-- start of RECORDS PROVIDED --

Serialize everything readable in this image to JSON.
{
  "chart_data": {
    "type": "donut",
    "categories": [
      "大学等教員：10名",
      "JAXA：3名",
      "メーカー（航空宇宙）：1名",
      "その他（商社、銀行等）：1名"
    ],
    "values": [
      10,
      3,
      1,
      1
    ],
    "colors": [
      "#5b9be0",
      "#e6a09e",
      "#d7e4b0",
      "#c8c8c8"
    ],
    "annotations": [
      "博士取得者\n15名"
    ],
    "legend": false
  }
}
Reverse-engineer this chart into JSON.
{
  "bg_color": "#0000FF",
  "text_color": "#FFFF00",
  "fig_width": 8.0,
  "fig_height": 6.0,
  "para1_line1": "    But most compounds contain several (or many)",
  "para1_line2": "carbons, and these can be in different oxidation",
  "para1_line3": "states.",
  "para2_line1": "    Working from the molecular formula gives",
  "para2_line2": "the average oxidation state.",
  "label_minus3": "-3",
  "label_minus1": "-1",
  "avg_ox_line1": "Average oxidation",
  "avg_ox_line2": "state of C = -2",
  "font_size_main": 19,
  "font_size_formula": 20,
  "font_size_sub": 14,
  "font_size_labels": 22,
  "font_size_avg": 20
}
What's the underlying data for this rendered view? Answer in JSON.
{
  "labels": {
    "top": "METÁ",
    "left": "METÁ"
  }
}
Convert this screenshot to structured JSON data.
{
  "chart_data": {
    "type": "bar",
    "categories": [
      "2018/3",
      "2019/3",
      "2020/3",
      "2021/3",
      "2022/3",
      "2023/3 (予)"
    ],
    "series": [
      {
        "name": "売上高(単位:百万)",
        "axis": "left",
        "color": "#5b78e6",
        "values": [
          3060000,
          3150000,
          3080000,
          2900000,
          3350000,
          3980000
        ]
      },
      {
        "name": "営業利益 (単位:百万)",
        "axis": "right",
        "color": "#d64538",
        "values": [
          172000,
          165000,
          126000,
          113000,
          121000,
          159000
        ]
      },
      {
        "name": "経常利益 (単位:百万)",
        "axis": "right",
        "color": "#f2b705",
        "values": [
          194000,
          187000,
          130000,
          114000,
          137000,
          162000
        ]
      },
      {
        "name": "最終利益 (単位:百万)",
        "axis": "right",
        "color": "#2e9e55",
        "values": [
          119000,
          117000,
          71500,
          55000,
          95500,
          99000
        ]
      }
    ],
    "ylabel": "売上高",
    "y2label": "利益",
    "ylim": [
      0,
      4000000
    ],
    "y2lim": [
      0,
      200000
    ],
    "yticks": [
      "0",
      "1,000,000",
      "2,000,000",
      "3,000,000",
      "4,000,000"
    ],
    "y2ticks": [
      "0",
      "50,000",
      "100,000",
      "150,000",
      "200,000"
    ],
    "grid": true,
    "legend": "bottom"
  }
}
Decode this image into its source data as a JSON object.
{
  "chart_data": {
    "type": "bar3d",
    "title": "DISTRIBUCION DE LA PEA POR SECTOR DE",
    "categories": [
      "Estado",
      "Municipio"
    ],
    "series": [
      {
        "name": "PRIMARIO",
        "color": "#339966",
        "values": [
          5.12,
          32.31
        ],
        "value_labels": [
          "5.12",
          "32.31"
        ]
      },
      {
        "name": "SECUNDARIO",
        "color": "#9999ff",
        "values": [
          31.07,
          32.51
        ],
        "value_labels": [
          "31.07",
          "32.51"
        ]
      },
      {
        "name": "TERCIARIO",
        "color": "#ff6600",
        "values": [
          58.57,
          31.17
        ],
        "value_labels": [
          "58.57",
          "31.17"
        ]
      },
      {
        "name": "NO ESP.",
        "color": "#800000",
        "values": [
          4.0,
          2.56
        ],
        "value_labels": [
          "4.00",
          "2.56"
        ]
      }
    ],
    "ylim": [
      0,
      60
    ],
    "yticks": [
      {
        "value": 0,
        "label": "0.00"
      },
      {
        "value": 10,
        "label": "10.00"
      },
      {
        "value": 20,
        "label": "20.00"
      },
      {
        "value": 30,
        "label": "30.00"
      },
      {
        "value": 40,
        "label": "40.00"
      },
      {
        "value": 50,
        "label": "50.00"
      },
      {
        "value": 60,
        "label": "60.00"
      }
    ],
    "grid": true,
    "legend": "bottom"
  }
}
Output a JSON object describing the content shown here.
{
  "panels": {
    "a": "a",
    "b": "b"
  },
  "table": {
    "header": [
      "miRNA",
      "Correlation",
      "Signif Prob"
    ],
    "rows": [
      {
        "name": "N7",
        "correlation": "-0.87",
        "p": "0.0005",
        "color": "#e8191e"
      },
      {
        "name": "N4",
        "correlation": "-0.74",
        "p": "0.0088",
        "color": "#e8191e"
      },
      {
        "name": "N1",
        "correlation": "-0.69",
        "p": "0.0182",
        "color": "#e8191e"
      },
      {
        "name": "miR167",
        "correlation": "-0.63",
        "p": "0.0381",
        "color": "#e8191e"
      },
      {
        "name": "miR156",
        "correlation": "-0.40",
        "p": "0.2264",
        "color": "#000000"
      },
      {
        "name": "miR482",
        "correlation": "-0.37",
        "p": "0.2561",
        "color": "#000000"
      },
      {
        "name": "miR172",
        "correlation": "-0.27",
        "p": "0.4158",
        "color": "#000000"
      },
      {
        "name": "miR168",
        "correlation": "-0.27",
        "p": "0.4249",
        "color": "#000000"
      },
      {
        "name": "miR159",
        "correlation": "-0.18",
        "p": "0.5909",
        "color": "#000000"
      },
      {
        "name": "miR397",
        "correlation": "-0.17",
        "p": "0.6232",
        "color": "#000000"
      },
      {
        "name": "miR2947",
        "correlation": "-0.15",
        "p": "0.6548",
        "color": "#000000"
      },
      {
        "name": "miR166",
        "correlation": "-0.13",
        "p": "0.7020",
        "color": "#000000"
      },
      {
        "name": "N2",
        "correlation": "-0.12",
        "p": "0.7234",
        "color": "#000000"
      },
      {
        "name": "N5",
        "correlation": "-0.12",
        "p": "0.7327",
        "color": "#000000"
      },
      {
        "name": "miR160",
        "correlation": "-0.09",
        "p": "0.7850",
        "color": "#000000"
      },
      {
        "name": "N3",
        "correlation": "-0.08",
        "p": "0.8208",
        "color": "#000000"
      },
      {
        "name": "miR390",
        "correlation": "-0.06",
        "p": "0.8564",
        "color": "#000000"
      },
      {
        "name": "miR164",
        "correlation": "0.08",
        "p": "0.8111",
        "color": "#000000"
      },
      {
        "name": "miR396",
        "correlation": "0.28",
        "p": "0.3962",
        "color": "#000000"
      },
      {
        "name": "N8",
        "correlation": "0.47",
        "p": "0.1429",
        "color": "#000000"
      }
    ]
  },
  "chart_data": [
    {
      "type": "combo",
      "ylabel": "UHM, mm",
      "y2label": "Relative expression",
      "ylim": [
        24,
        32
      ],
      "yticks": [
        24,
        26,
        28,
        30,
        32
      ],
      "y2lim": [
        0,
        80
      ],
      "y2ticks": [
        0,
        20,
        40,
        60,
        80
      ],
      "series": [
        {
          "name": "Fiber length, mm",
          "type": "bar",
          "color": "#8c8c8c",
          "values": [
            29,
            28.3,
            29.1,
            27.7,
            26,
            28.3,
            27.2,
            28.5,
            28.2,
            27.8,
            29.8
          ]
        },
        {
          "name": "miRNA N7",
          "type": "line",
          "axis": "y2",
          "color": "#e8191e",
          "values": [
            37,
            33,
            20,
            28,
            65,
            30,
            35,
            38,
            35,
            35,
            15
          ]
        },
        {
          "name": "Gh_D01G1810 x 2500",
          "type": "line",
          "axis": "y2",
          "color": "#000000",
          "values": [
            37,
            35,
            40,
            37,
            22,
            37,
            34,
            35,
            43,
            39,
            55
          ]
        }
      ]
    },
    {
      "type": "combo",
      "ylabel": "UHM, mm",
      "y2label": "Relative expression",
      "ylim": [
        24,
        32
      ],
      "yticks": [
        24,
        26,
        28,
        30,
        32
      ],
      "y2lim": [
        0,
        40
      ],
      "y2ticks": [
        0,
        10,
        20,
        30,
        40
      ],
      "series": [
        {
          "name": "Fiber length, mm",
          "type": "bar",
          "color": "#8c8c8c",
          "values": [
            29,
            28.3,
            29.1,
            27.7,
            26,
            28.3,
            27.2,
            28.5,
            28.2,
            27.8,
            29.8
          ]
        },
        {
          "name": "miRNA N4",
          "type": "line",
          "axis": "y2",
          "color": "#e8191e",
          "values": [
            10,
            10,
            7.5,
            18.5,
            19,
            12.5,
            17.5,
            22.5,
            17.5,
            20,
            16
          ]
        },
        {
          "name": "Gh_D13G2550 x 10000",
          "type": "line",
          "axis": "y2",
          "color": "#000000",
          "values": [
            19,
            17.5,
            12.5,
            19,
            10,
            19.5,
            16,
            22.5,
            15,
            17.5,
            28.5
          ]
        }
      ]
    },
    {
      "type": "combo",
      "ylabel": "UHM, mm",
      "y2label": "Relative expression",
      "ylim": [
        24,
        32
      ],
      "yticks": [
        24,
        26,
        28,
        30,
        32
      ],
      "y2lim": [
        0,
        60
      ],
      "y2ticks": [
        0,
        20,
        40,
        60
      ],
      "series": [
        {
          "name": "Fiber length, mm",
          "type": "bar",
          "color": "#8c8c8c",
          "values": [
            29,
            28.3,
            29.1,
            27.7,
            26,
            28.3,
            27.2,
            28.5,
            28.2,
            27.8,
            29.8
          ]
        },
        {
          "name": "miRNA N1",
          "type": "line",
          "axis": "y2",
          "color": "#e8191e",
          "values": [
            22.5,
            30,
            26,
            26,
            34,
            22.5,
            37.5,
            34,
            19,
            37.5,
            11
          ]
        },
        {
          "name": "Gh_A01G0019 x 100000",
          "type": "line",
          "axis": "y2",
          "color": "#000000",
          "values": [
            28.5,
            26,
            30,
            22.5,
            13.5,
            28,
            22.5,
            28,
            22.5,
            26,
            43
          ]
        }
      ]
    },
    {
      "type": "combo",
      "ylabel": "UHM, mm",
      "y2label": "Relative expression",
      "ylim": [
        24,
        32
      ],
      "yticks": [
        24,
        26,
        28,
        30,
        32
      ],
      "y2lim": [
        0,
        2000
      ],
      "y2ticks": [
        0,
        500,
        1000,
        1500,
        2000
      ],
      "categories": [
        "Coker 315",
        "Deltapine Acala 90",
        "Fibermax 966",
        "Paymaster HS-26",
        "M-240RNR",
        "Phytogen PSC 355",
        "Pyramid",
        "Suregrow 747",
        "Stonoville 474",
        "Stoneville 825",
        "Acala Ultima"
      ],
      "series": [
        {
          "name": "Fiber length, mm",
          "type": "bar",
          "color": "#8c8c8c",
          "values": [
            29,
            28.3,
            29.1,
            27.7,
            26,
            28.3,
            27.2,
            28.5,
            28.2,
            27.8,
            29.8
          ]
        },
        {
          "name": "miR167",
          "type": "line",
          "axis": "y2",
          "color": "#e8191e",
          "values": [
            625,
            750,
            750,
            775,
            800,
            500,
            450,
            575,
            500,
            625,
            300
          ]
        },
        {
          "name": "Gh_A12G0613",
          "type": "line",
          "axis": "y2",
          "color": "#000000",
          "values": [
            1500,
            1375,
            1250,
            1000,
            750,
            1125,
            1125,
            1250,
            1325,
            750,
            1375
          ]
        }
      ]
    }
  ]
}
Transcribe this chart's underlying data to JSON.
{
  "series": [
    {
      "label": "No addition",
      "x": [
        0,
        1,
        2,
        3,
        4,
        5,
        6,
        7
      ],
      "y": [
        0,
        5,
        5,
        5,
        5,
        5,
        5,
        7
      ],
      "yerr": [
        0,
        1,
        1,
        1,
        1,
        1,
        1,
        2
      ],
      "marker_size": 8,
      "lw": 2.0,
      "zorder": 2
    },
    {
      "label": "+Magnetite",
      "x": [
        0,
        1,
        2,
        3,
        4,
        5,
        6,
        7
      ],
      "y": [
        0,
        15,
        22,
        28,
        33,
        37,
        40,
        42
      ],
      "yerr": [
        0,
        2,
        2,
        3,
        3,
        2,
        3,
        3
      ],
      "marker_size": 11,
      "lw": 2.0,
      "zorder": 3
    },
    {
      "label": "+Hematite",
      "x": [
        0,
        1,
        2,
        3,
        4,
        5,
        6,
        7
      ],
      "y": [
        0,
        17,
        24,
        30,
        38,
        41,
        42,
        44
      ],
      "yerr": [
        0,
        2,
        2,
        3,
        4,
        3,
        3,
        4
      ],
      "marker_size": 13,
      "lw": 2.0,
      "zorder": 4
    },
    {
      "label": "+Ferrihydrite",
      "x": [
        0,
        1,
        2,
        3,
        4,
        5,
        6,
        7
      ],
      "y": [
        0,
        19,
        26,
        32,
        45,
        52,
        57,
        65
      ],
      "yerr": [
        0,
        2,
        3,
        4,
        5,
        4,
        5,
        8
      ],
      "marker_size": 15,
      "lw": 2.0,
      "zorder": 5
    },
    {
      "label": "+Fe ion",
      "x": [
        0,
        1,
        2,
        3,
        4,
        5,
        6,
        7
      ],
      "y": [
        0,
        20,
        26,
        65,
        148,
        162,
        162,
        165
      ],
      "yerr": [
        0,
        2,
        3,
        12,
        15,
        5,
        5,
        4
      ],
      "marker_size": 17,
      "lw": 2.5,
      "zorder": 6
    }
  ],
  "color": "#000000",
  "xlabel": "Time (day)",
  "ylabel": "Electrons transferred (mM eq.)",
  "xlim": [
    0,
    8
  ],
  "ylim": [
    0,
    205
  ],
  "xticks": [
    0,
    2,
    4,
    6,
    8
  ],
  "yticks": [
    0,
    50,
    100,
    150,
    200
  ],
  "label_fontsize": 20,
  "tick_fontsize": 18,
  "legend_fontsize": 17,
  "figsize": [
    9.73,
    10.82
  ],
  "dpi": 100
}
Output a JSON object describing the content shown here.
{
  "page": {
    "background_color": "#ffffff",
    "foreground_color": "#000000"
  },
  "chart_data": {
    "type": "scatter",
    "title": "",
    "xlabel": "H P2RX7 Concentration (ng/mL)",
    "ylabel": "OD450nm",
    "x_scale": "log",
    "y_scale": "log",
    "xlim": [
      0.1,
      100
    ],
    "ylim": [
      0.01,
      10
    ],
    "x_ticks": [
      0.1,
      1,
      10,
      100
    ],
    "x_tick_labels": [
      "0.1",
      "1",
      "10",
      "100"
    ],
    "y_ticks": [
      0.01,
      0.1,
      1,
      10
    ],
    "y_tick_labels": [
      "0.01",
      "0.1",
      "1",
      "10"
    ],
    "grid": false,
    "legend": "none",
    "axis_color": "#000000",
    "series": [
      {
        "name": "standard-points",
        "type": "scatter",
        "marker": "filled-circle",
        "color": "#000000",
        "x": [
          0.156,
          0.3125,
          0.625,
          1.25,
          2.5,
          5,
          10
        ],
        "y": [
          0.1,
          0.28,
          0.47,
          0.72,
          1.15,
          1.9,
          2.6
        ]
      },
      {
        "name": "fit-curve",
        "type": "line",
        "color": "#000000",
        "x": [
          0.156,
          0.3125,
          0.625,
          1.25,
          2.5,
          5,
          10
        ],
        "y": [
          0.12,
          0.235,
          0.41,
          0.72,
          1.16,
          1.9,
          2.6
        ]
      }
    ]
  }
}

-- end of RECORDS PROVIDED --

PROBLEM DETAILS
For each line of the entries that includes "JSON", show that line.

FULL OUTPUT
Serialize everything readable in this image to JSON.
Reverse-engineer this chart into JSON.
What's the underlying data for this rendered view? Answer in JSON.
Convert this screenshot to structured JSON data.
Decode this image into its source data as a JSON object.
Output a JSON object describing the content shown here.
Transcribe this chart's underlying data to JSON.
Output a JSON object describing the content shown here.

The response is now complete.